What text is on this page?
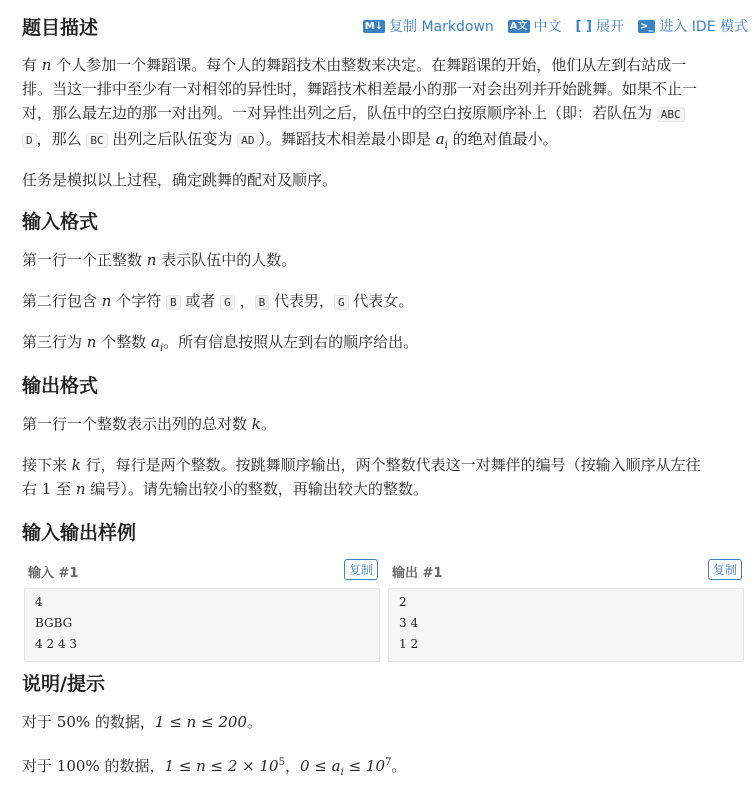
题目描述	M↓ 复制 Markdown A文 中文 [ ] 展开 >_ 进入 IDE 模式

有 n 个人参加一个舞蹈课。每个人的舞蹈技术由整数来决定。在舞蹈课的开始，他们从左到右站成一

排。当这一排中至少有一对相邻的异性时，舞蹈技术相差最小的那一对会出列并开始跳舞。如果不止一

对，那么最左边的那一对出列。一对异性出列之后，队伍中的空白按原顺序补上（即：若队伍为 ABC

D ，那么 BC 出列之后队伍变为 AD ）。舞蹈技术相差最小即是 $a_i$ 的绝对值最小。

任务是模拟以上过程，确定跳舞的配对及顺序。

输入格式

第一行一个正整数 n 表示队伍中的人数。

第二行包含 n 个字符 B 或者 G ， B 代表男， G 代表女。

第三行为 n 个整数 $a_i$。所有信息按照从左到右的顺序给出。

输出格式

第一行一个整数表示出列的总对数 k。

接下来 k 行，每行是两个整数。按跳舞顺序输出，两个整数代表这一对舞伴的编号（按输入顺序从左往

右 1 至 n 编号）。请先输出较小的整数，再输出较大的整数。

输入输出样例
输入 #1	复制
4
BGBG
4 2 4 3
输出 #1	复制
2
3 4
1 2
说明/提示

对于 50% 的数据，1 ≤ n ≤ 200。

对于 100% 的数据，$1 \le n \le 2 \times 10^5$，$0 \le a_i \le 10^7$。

* * *

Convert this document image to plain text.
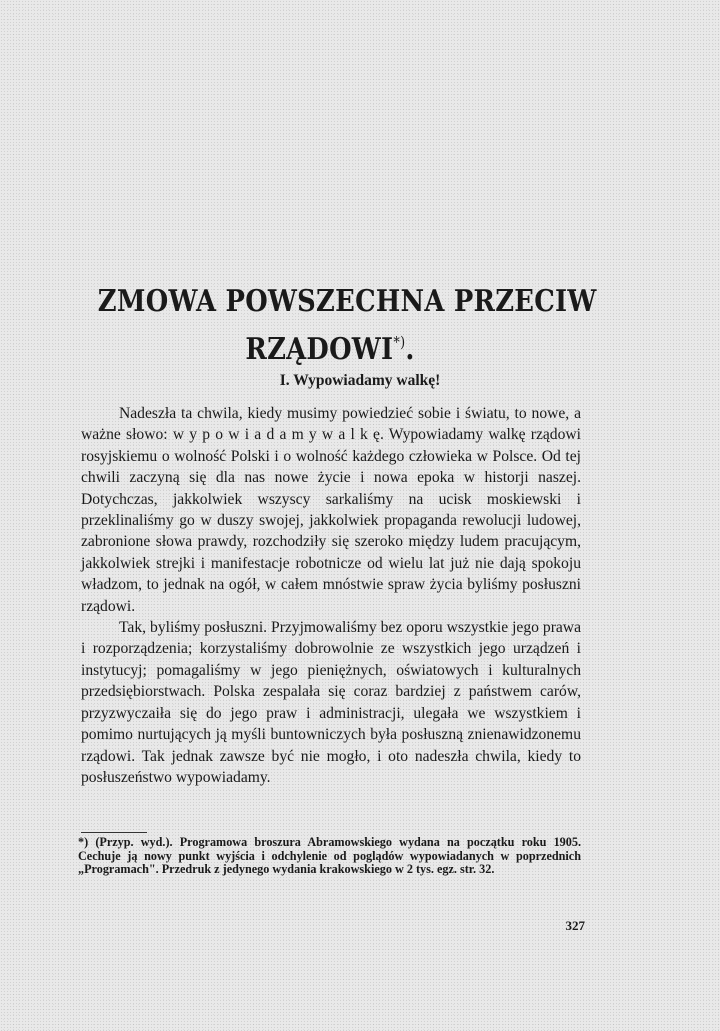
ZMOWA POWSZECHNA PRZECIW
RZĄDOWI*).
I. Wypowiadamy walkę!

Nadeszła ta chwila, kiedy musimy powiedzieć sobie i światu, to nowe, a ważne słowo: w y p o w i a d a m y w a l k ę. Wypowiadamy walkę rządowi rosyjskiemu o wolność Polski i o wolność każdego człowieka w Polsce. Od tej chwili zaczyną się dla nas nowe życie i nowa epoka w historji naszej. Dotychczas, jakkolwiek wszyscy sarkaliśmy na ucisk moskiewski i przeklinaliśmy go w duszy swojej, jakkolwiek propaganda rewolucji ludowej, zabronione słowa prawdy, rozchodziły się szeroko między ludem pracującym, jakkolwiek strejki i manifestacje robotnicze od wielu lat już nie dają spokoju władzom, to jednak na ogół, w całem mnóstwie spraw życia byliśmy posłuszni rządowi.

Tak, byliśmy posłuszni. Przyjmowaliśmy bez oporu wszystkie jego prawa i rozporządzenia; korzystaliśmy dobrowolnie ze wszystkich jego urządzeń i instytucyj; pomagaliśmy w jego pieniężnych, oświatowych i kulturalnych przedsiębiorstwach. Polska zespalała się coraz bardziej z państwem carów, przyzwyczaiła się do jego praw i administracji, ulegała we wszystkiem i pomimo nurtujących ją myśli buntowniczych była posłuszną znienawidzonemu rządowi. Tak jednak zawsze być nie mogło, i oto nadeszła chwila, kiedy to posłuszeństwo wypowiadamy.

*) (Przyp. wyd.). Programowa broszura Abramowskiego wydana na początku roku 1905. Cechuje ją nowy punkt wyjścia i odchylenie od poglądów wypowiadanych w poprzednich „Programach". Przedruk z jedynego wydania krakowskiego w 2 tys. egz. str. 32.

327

WHAT TO DO
Pick out the lines above that hold the string "this" and show them.

RESPONSE TO THE TASK
What text is on this page?
Convert this document image to plain text.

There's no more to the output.